Exercise goal: Without including any images, repeat the data exactly.

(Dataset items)

[Begin]

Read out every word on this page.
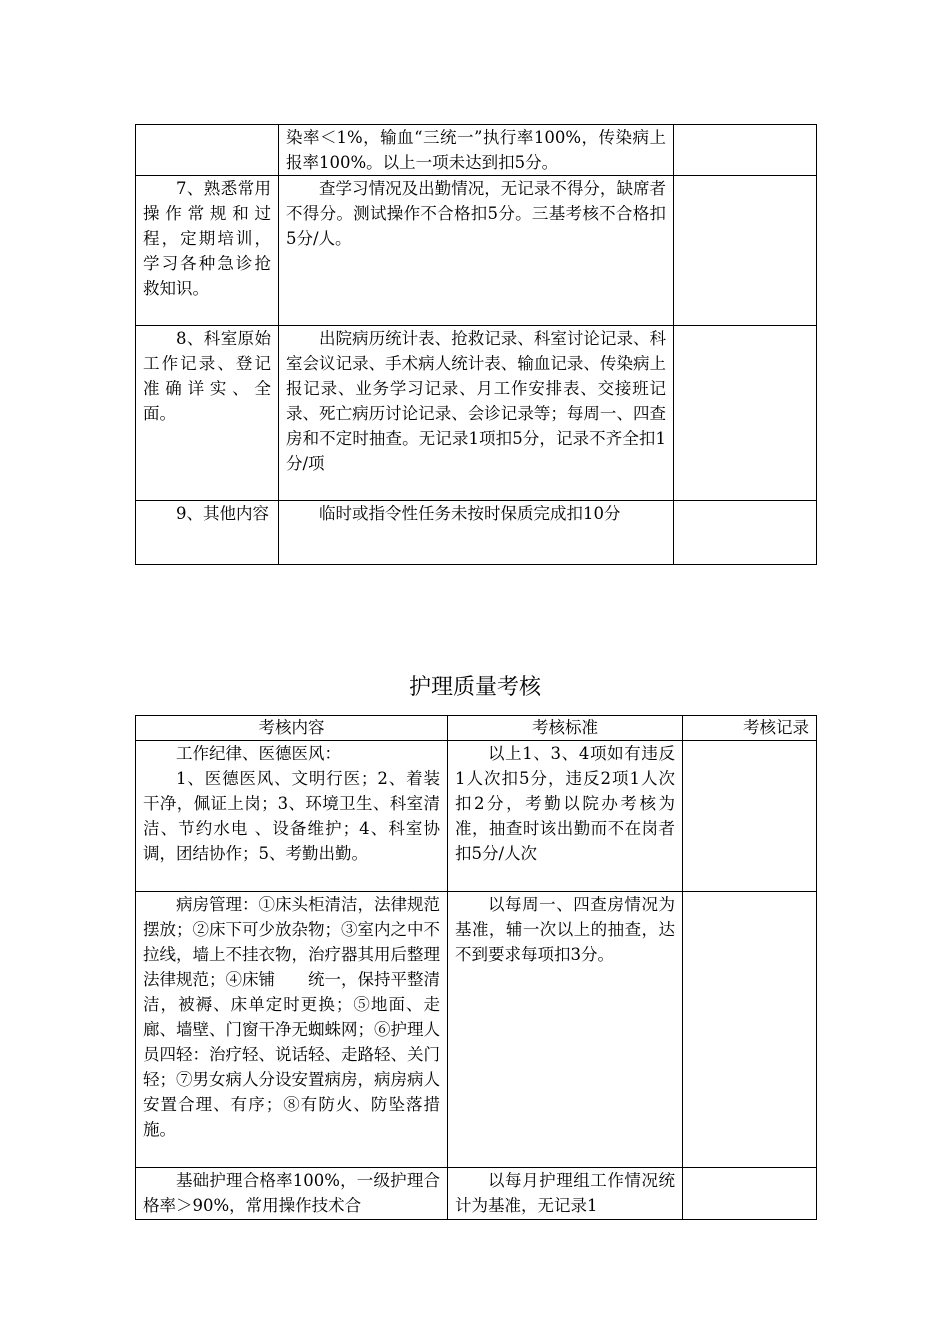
	染率＜1%，输血“三统一”执行率100%，传染病上报率100%。以上一项未达到扣5分。	
7、熟悉常用操作常规和过程，定期培训，学习各种急诊抢救知识。	查学习情况及出勤情况，无记录不得分，缺席者不得分。测试操作不合格扣5分。三基考核不合格扣5分/人。	
8、科室原始工作记录、登记准确详实、全面。	出院病历统计表、抢救记录、科室讨论记录、科室会议记录、手术病人统计表、输血记录、传染病上报记录、业务学习记录、月工作安排表、交接班记录、死亡病历讨论记录、会诊记录等；每周一、四查房和不定时抽查。无记录1项扣5分，记录不齐全扣1分/项	
9、其他内容	临时或指令性任务未按时保质完成扣10分	
护理质量考核
考核内容	考核标准	考核记录

工作纪律、医德医风：
1、医德医风、文明行医；2、着装干净，佩证上岗；3、环境卫生、科室清洁、节约水电 、设备维护；4、科室协调，团结协作；5、考勤出勤。	以上1、3、4项如有违反1人次扣5分，违反2项1人次扣2分，考勤以院办考核为准，抽查时该出勤而不在岗者扣5分/人次	
病房管理：①床头柜清洁，法律规范摆放；②床下可少放杂物；③室内之中不拉线，墙上不挂衣物，治疗器其用后整理法律规范；④床铺　　统一，保持平整清洁，被褥、床单定时更换；⑤地面、走廊、墙壁、门窗干净无蜘蛛网；⑥护理人员四轻：治疗轻、说话轻、走路轻、关门轻；⑦男女病人分设安置病房，病房病人安置合理、有序；⑧有防火、防坠落措施。	以每周一、四查房情况为基准，辅一次以上的抽查，达不到要求每项扣3分。	
基础护理合格率100%，一级护理合格率＞90%，常用操作技术合	以每月护理组工作情况统计为基准，无记录1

[End]

Correct output:
Read out every word on this page.
	染率＜1%，输血“三统一”执行率100%，传染病上报率100%。以上一项未达到扣5分。	
7、熟悉常用操作常规和过程，定期培训，学习各种急诊抢救知识。	查学习情况及出勤情况，无记录不得分，缺席者不得分。测试操作不合格扣5分。三基考核不合格扣5分/人。	
8、科室原始工作记录、登记准确详实、全面。	出院病历统计表、抢救记录、科室讨论记录、科室会议记录、手术病人统计表、输血记录、传染病上报记录、业务学习记录、月工作安排表、交接班记录、死亡病历讨论记录、会诊记录等；每周一、四查房和不定时抽查。无记录1项扣5分，记录不齐全扣1分/项	
9、其他内容	临时或指令性任务未按时保质完成扣10分	
护理质量考核
考核内容	考核标准	考核记录

工作纪律、医德医风：
1、医德医风、文明行医；2、着装干净，佩证上岗；3、环境卫生、科室清洁、节约水电 、设备维护；4、科室协调，团结协作；5、考勤出勤。	以上1、3、4项如有违反1人次扣5分，违反2项1人次扣2分，考勤以院办考核为准，抽查时该出勤而不在岗者扣5分/人次	
病房管理：①床头柜清洁，法律规范摆放；②床下可少放杂物；③室内之中不拉线，墙上不挂衣物，治疗器其用后整理法律规范；④床铺　　统一，保持平整清洁，被褥、床单定时更换；⑤地面、走廊、墙壁、门窗干净无蜘蛛网；⑥护理人员四轻：治疗轻、说话轻、走路轻、关门轻；⑦男女病人分设安置病房，病房病人安置合理、有序；⑧有防火、防坠落措施。	以每周一、四查房情况为基准，辅一次以上的抽查，达不到要求每项扣3分。	
基础护理合格率100%，一级护理合格率＞90%，常用操作技术合	以每月护理组工作情况统计为基准，无记录1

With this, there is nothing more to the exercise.